• [PROBLEM STATEMENT]: What's needed is an exact copy of the lines from the one that contains "Decode this image" to the end of the data below, leaving the pictures out.
--- START GIVEN RECORDS ---
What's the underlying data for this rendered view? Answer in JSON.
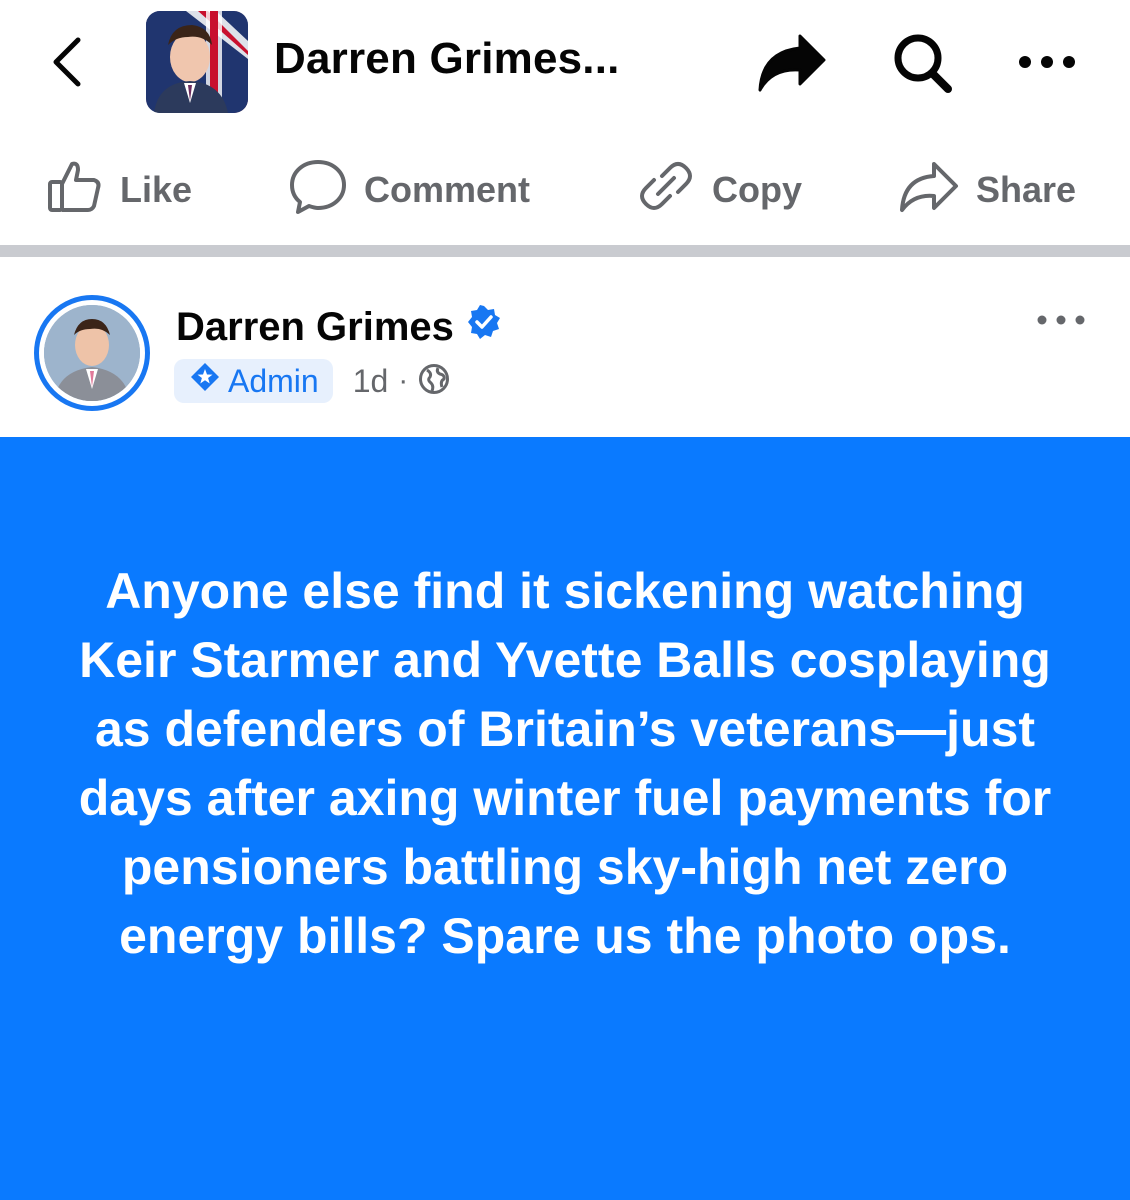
{
  "header": {
    "page_title": "Darren Grimes...",
    "icons": [
      "back-icon",
      "share-arrow-icon",
      "search-icon",
      "more-icon"
    ]
  },
  "actions": [
    {
      "label": "Like",
      "icon": "thumbs-up-icon"
    },
    {
      "label": "Comment",
      "icon": "comment-icon"
    },
    {
      "label": "Copy",
      "icon": "link-icon"
    },
    {
      "label": "Share",
      "icon": "share-icon"
    }
  ],
  "post": {
    "author": "Darren Grimes",
    "role_badge": "Admin",
    "time": "1d",
    "separator": "·",
    "audience_icon": "globe-icon",
    "text": "Anyone else find it sickening watching Keir Starmer and Yvette Balls cosplaying as defenders of Britain’s veterans—just days after axing winter fuel payments for pensioners battling sky-high net zero energy bills? Spare us the photo ops."
  },
  "colors": {
    "accent": "#1877f2",
    "post_background": "#0a7aff",
    "muted_text": "#65676b",
    "divider": "#c9cbd0"
  }
}
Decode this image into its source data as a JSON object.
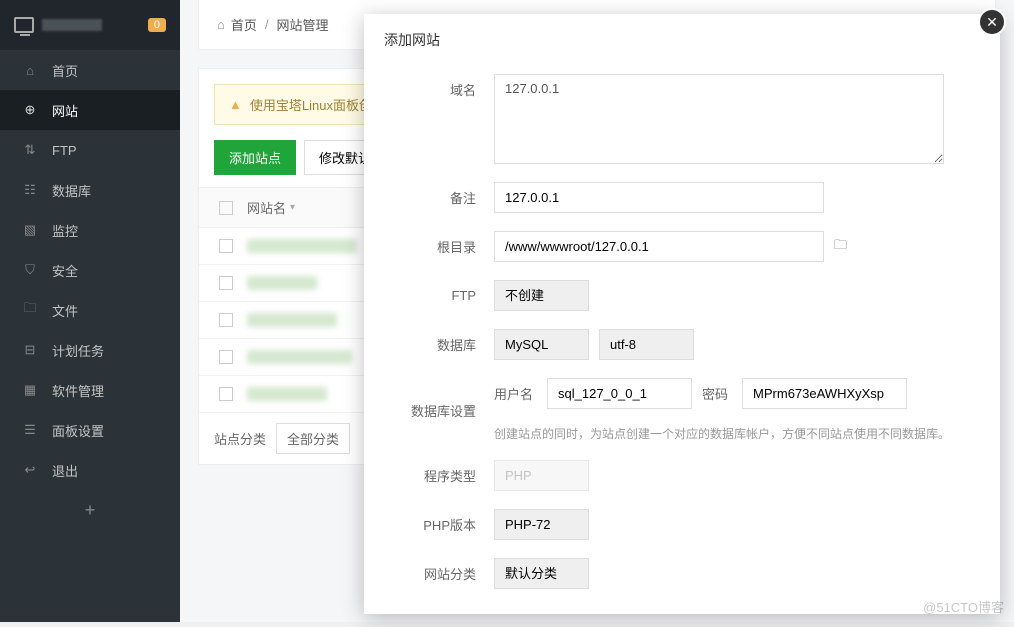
{
  "header": {
    "badge": "0"
  },
  "sidebar": {
    "items": [
      {
        "label": "首页",
        "icon": "home"
      },
      {
        "label": "网站",
        "icon": "globe"
      },
      {
        "label": "FTP",
        "icon": "ftp"
      },
      {
        "label": "数据库",
        "icon": "database"
      },
      {
        "label": "监控",
        "icon": "monitor"
      },
      {
        "label": "安全",
        "icon": "shield"
      },
      {
        "label": "文件",
        "icon": "folder"
      },
      {
        "label": "计划任务",
        "icon": "calendar"
      },
      {
        "label": "软件管理",
        "icon": "apps"
      },
      {
        "label": "面板设置",
        "icon": "settings"
      },
      {
        "label": "退出",
        "icon": "exit"
      }
    ]
  },
  "breadcrumb": {
    "home": "首页",
    "sep": "/",
    "current": "网站管理"
  },
  "warning": "使用宝塔Linux面板创",
  "toolbar": {
    "add": "添加站点",
    "default_page": "修改默认页"
  },
  "table": {
    "col_site": "网站名"
  },
  "footer": {
    "cat_label": "站点分类",
    "cat_value": "全部分类"
  },
  "modal": {
    "title": "添加网站",
    "labels": {
      "domain": "域名",
      "remark": "备注",
      "root": "根目录",
      "ftp": "FTP",
      "db": "数据库",
      "db_settings": "数据库设置",
      "db_user": "用户名",
      "db_pass": "密码",
      "program": "程序类型",
      "php_ver": "PHP版本",
      "category": "网站分类"
    },
    "values": {
      "domain": "127.0.0.1",
      "remark": "127.0.0.1",
      "root": "/www/wwwroot/127.0.0.1",
      "ftp": "不创建",
      "db": "MySQL",
      "charset": "utf-8",
      "db_user": "sql_127_0_0_1",
      "db_pass": "MPrm673eAWHXyXsp",
      "program": "PHP",
      "php_ver": "PHP-72",
      "category": "默认分类"
    },
    "hint": "创建站点的同时，为站点创建一个对应的数据库帐户，方便不同站点使用不同数据库。"
  },
  "watermark": "@51CTO博客"
}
--- END GIVEN RECORDS ---
• [TASK SOLUTION]:
Decode this image into its source data as a JSON object.
{
  "header": {
    "badge": "0"
  },
  "sidebar": {
    "items": [
      {
        "label": "首页",
        "icon": "home"
      },
      {
        "label": "网站",
        "icon": "globe"
      },
      {
        "label": "FTP",
        "icon": "ftp"
      },
      {
        "label": "数据库",
        "icon": "database"
      },
      {
        "label": "监控",
        "icon": "monitor"
      },
      {
        "label": "安全",
        "icon": "shield"
      },
      {
        "label": "文件",
        "icon": "folder"
      },
      {
        "label": "计划任务",
        "icon": "calendar"
      },
      {
        "label": "软件管理",
        "icon": "apps"
      },
      {
        "label": "面板设置",
        "icon": "settings"
      },
      {
        "label": "退出",
        "icon": "exit"
      }
    ]
  },
  "breadcrumb": {
    "home": "首页",
    "sep": "/",
    "current": "网站管理"
  },
  "warning": "使用宝塔Linux面板创",
  "toolbar": {
    "add": "添加站点",
    "default_page": "修改默认页"
  },
  "table": {
    "col_site": "网站名"
  },
  "footer": {
    "cat_label": "站点分类",
    "cat_value": "全部分类"
  },
  "modal": {
    "title": "添加网站",
    "labels": {
      "domain": "域名",
      "remark": "备注",
      "root": "根目录",
      "ftp": "FTP",
      "db": "数据库",
      "db_settings": "数据库设置",
      "db_user": "用户名",
      "db_pass": "密码",
      "program": "程序类型",
      "php_ver": "PHP版本",
      "category": "网站分类"
    },
    "values": {
      "domain": "127.0.0.1",
      "remark": "127.0.0.1",
      "root": "/www/wwwroot/127.0.0.1",
      "ftp": "不创建",
      "db": "MySQL",
      "charset": "utf-8",
      "db_user": "sql_127_0_0_1",
      "db_pass": "MPrm673eAWHXyXsp",
      "program": "PHP",
      "php_ver": "PHP-72",
      "category": "默认分类"
    },
    "hint": "创建站点的同时，为站点创建一个对应的数据库帐户，方便不同站点使用不同数据库。"
  },
  "watermark": "@51CTO博客"
}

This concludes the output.